- _WHAT IS NEEDED_:
Repeat the material in full. Keep every line exactly as it is.

-------- RECORDS FOR THIS TASK

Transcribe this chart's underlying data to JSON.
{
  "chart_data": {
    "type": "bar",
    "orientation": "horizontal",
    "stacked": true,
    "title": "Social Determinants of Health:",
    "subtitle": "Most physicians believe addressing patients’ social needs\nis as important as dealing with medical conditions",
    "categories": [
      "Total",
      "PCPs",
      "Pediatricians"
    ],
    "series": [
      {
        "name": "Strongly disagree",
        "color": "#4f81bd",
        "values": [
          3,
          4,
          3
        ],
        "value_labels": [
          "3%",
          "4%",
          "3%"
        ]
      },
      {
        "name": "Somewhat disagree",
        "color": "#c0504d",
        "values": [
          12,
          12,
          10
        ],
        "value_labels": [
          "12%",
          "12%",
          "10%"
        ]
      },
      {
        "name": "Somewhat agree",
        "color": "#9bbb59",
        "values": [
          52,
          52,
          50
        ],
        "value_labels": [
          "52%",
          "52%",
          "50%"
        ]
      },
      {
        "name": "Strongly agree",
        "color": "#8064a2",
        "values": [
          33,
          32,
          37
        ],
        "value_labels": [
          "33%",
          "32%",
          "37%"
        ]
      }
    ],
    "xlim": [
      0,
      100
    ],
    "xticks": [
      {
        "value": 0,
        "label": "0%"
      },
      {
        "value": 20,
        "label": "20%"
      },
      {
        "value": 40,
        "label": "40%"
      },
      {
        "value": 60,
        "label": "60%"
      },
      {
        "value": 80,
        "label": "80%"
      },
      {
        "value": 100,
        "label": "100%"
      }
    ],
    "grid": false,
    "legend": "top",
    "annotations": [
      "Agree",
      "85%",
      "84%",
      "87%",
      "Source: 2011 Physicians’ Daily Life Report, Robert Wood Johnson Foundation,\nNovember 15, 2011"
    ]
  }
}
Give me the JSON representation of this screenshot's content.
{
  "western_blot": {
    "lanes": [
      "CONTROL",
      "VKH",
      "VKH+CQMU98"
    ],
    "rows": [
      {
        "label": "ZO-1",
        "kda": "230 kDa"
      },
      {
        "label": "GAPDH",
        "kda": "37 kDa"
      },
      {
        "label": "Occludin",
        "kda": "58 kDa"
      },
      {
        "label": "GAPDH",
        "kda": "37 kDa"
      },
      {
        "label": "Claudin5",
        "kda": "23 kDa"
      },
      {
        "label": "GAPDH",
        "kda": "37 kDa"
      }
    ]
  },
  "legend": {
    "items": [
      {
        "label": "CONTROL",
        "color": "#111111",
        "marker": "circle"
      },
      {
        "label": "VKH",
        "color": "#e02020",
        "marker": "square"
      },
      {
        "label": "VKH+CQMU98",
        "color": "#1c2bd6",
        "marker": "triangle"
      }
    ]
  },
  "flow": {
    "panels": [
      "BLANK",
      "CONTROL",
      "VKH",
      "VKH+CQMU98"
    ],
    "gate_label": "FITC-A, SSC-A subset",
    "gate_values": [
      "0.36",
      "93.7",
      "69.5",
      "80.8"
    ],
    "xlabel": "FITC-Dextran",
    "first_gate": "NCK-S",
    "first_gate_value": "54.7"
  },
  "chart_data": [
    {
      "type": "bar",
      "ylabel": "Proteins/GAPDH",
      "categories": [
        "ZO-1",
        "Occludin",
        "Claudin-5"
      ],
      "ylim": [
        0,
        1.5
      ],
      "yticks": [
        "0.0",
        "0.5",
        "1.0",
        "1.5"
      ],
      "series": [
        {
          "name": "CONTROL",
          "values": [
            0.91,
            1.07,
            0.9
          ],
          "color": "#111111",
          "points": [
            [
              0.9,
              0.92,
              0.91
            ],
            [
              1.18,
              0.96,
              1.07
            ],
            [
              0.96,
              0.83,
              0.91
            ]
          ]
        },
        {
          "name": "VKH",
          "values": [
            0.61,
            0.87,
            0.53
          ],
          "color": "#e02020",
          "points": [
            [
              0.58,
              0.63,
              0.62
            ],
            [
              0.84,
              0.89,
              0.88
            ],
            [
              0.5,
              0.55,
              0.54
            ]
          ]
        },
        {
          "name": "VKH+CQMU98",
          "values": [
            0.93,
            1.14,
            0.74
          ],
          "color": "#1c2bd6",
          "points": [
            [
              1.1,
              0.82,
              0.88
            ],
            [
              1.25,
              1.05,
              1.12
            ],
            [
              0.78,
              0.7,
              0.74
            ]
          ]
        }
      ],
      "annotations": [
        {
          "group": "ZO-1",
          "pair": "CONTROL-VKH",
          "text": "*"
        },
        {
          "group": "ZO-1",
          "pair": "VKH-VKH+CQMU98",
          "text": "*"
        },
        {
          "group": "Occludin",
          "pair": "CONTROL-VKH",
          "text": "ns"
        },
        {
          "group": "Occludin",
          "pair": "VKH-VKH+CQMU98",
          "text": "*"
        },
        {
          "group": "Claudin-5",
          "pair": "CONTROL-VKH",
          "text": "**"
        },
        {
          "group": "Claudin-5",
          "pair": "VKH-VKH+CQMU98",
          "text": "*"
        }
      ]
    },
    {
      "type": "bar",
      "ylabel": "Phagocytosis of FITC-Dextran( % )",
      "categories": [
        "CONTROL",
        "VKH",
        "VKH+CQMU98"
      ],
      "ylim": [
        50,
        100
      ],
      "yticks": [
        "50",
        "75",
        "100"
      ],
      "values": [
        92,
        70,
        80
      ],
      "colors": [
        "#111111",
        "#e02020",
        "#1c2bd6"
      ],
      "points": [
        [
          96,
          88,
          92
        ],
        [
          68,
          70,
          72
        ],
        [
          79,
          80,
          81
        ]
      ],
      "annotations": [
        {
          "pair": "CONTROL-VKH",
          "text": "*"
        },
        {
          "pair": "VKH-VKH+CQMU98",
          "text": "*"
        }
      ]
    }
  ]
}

----------------

- _RESULT OF THE EXERCISE_:
Transcribe this chart's underlying data to JSON.
{
  "chart_data": {
    "type": "bar",
    "orientation": "horizontal",
    "stacked": true,
    "title": "Social Determinants of Health:",
    "subtitle": "Most physicians believe addressing patients’ social needs\nis as important as dealing with medical conditions",
    "categories": [
      "Total",
      "PCPs",
      "Pediatricians"
    ],
    "series": [
      {
        "name": "Strongly disagree",
        "color": "#4f81bd",
        "values": [
          3,
          4,
          3
        ],
        "value_labels": [
          "3%",
          "4%",
          "3%"
        ]
      },
      {
        "name": "Somewhat disagree",
        "color": "#c0504d",
        "values": [
          12,
          12,
          10
        ],
        "value_labels": [
          "12%",
          "12%",
          "10%"
        ]
      },
      {
        "name": "Somewhat agree",
        "color": "#9bbb59",
        "values": [
          52,
          52,
          50
        ],
        "value_labels": [
          "52%",
          "52%",
          "50%"
        ]
      },
      {
        "name": "Strongly agree",
        "color": "#8064a2",
        "values": [
          33,
          32,
          37
        ],
        "value_labels": [
          "33%",
          "32%",
          "37%"
        ]
      }
    ],
    "xlim": [
      0,
      100
    ],
    "xticks": [
      {
        "value": 0,
        "label": "0%"
      },
      {
        "value": 20,
        "label": "20%"
      },
      {
        "value": 40,
        "label": "40%"
      },
      {
        "value": 60,
        "label": "60%"
      },
      {
        "value": 80,
        "label": "80%"
      },
      {
        "value": 100,
        "label": "100%"
      }
    ],
    "grid": false,
    "legend": "top",
    "annotations": [
      "Agree",
      "85%",
      "84%",
      "87%",
      "Source: 2011 Physicians’ Daily Life Report, Robert Wood Johnson Foundation,\nNovember 15, 2011"
    ]
  }
}
Give me the JSON representation of this screenshot's content.
{
  "western_blot": {
    "lanes": [
      "CONTROL",
      "VKH",
      "VKH+CQMU98"
    ],
    "rows": [
      {
        "label": "ZO-1",
        "kda": "230 kDa"
      },
      {
        "label": "GAPDH",
        "kda": "37 kDa"
      },
      {
        "label": "Occludin",
        "kda": "58 kDa"
      },
      {
        "label": "GAPDH",
        "kda": "37 kDa"
      },
      {
        "label": "Claudin5",
        "kda": "23 kDa"
      },
      {
        "label": "GAPDH",
        "kda": "37 kDa"
      }
    ]
  },
  "legend": {
    "items": [
      {
        "label": "CONTROL",
        "color": "#111111",
        "marker": "circle"
      },
      {
        "label": "VKH",
        "color": "#e02020",
        "marker": "square"
      },
      {
        "label": "VKH+CQMU98",
        "color": "#1c2bd6",
        "marker": "triangle"
      }
    ]
  },
  "flow": {
    "panels": [
      "BLANK",
      "CONTROL",
      "VKH",
      "VKH+CQMU98"
    ],
    "gate_label": "FITC-A, SSC-A subset",
    "gate_values": [
      "0.36",
      "93.7",
      "69.5",
      "80.8"
    ],
    "xlabel": "FITC-Dextran",
    "first_gate": "NCK-S",
    "first_gate_value": "54.7"
  },
  "chart_data": [
    {
      "type": "bar",
      "ylabel": "Proteins/GAPDH",
      "categories": [
        "ZO-1",
        "Occludin",
        "Claudin-5"
      ],
      "ylim": [
        0,
        1.5
      ],
      "yticks": [
        "0.0",
        "0.5",
        "1.0",
        "1.5"
      ],
      "series": [
        {
          "name": "CONTROL",
          "values": [
            0.91,
            1.07,
            0.9
          ],
          "color": "#111111",
          "points": [
            [
              0.9,
              0.92,
              0.91
            ],
            [
              1.18,
              0.96,
              1.07
            ],
            [
              0.96,
              0.83,
              0.91
            ]
          ]
        },
        {
          "name": "VKH",
          "values": [
            0.61,
            0.87,
            0.53
          ],
          "color": "#e02020",
          "points": [
            [
              0.58,
              0.63,
              0.62
            ],
            [
              0.84,
              0.89,
              0.88
            ],
            [
              0.5,
              0.55,
              0.54
            ]
          ]
        },
        {
          "name": "VKH+CQMU98",
          "values": [
            0.93,
            1.14,
            0.74
          ],
          "color": "#1c2bd6",
          "points": [
            [
              1.1,
              0.82,
              0.88
            ],
            [
              1.25,
              1.05,
              1.12
            ],
            [
              0.78,
              0.7,
              0.74
            ]
          ]
        }
      ],
      "annotations": [
        {
          "group": "ZO-1",
          "pair": "CONTROL-VKH",
          "text": "*"
        },
        {
          "group": "ZO-1",
          "pair": "VKH-VKH+CQMU98",
          "text": "*"
        },
        {
          "group": "Occludin",
          "pair": "CONTROL-VKH",
          "text": "ns"
        },
        {
          "group": "Occludin",
          "pair": "VKH-VKH+CQMU98",
          "text": "*"
        },
        {
          "group": "Claudin-5",
          "pair": "CONTROL-VKH",
          "text": "**"
        },
        {
          "group": "Claudin-5",
          "pair": "VKH-VKH+CQMU98",
          "text": "*"
        }
      ]
    },
    {
      "type": "bar",
      "ylabel": "Phagocytosis of FITC-Dextran( % )",
      "categories": [
        "CONTROL",
        "VKH",
        "VKH+CQMU98"
      ],
      "ylim": [
        50,
        100
      ],
      "yticks": [
        "50",
        "75",
        "100"
      ],
      "values": [
        92,
        70,
        80
      ],
      "colors": [
        "#111111",
        "#e02020",
        "#1c2bd6"
      ],
      "points": [
        [
          96,
          88,
          92
        ],
        [
          68,
          70,
          72
        ],
        [
          79,
          80,
          81
        ]
      ],
      "annotations": [
        {
          "pair": "CONTROL-VKH",
          "text": "*"
        },
        {
          "pair": "VKH-VKH+CQMU98",
          "text": "*"
        }
      ]
    }
  ]
}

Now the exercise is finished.